Material to process =

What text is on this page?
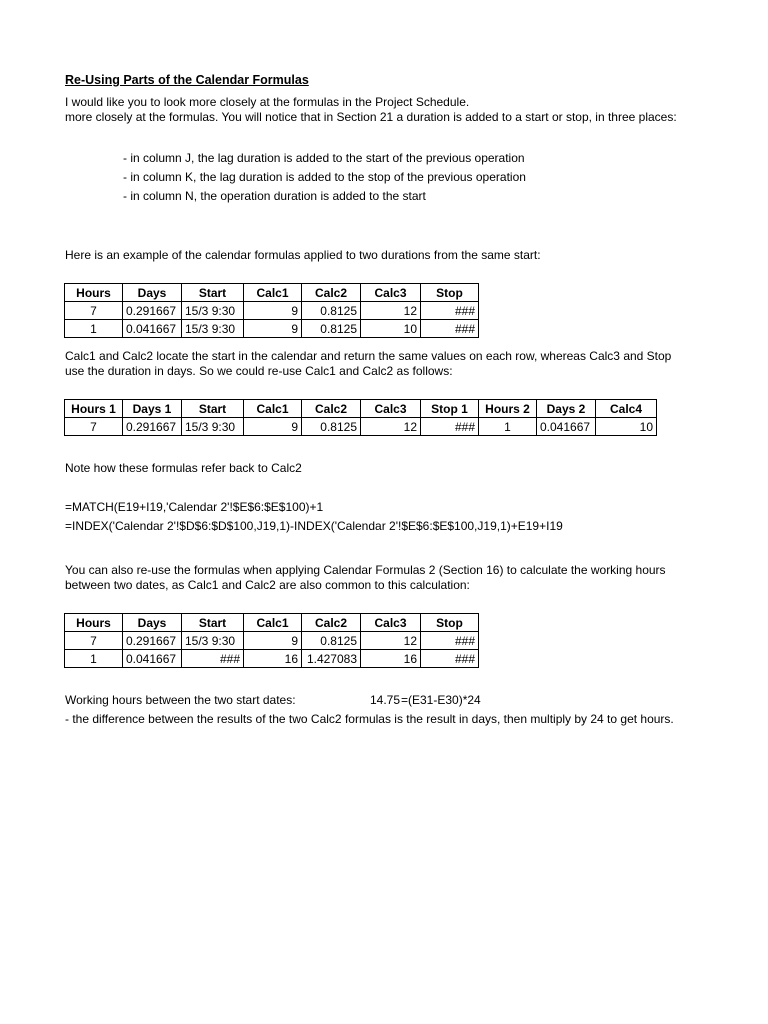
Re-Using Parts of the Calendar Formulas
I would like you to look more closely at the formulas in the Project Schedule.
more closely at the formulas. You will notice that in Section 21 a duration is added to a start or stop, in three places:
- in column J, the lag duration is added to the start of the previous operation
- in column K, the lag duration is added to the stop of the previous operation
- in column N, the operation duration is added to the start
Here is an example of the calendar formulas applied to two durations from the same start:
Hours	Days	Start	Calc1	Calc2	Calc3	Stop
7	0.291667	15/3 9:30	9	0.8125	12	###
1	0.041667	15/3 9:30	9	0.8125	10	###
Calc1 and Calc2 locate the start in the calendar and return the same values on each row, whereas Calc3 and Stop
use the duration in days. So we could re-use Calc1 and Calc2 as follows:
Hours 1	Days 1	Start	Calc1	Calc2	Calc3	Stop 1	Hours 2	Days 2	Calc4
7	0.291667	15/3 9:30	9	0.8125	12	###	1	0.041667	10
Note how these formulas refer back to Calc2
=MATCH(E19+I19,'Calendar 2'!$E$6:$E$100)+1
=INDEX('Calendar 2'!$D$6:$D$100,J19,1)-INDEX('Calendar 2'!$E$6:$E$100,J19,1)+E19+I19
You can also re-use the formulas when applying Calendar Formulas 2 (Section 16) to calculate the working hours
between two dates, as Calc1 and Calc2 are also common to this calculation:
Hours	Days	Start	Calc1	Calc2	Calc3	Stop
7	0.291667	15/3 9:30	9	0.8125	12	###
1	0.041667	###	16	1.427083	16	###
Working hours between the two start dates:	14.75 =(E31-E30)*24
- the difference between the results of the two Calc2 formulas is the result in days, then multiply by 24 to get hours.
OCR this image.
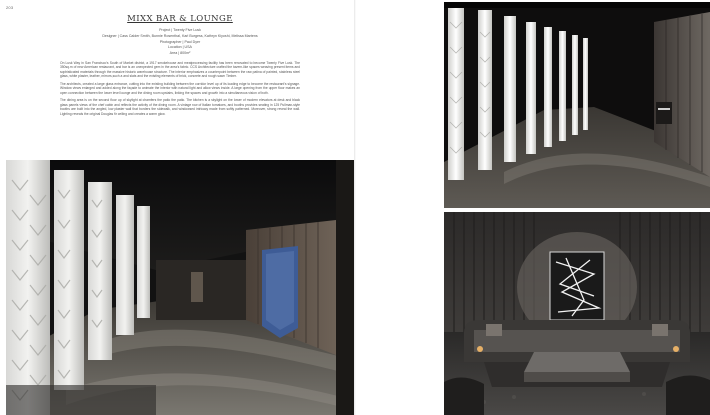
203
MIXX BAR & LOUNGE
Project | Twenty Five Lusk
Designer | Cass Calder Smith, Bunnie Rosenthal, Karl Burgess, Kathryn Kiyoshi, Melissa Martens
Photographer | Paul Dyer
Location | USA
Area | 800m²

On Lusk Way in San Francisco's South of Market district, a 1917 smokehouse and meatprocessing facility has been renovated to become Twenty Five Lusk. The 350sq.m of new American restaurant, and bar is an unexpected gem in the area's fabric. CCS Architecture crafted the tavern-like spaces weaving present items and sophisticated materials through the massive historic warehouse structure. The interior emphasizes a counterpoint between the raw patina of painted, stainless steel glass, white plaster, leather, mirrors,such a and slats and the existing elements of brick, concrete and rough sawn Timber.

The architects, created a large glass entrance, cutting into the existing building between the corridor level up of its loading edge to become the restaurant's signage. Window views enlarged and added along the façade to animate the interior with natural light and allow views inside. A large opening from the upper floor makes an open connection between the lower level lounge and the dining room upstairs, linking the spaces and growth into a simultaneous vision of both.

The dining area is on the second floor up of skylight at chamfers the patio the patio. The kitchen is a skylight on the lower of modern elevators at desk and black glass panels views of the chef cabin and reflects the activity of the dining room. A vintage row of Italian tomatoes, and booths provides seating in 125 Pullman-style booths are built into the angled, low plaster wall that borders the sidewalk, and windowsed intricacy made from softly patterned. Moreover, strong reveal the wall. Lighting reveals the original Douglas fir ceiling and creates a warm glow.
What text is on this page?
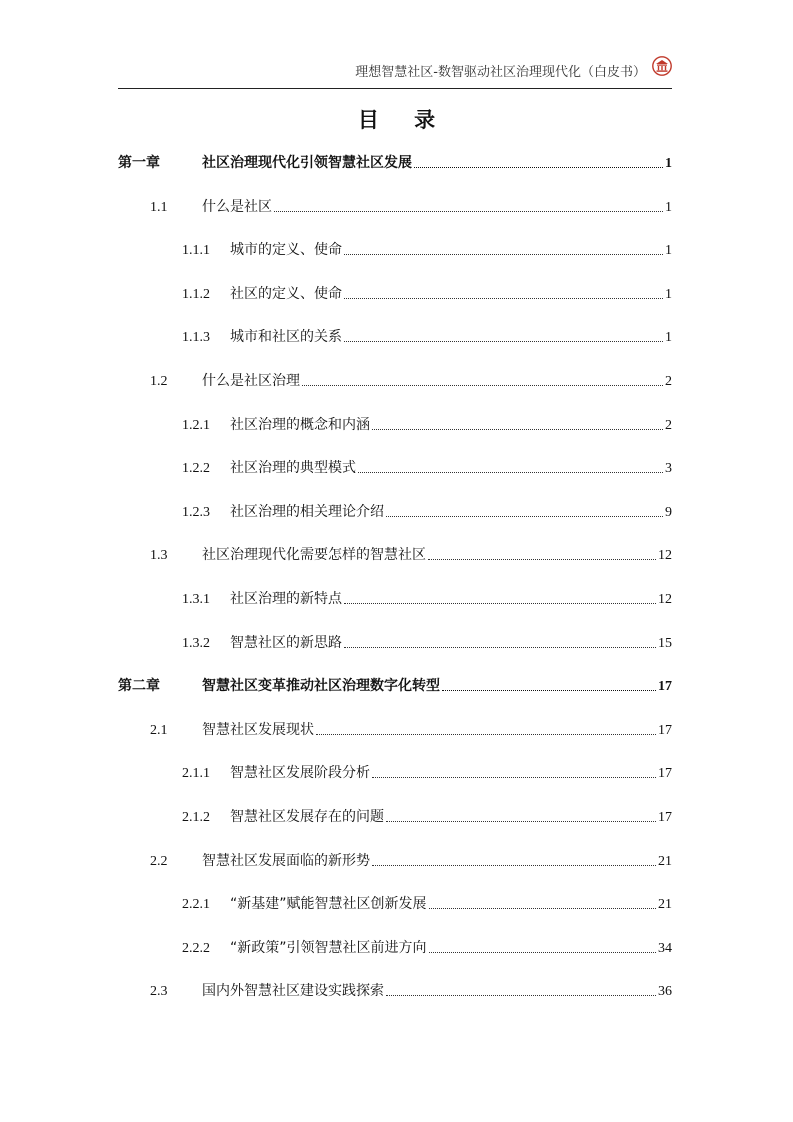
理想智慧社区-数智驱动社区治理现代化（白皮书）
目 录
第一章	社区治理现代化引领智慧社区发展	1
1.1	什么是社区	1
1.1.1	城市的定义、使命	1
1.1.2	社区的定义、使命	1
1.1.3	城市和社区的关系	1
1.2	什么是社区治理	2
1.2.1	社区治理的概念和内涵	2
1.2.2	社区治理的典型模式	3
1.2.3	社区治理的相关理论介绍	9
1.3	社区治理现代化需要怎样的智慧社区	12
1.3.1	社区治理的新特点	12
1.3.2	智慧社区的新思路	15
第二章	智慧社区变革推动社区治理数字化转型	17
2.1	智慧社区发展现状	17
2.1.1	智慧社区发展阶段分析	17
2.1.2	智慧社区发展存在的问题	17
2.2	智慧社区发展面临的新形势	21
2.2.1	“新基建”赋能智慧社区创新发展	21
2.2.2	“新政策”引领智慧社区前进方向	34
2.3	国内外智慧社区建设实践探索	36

Work required = Reply with one number: the count of lines in the entries that include the word "column".

Result for this task = 3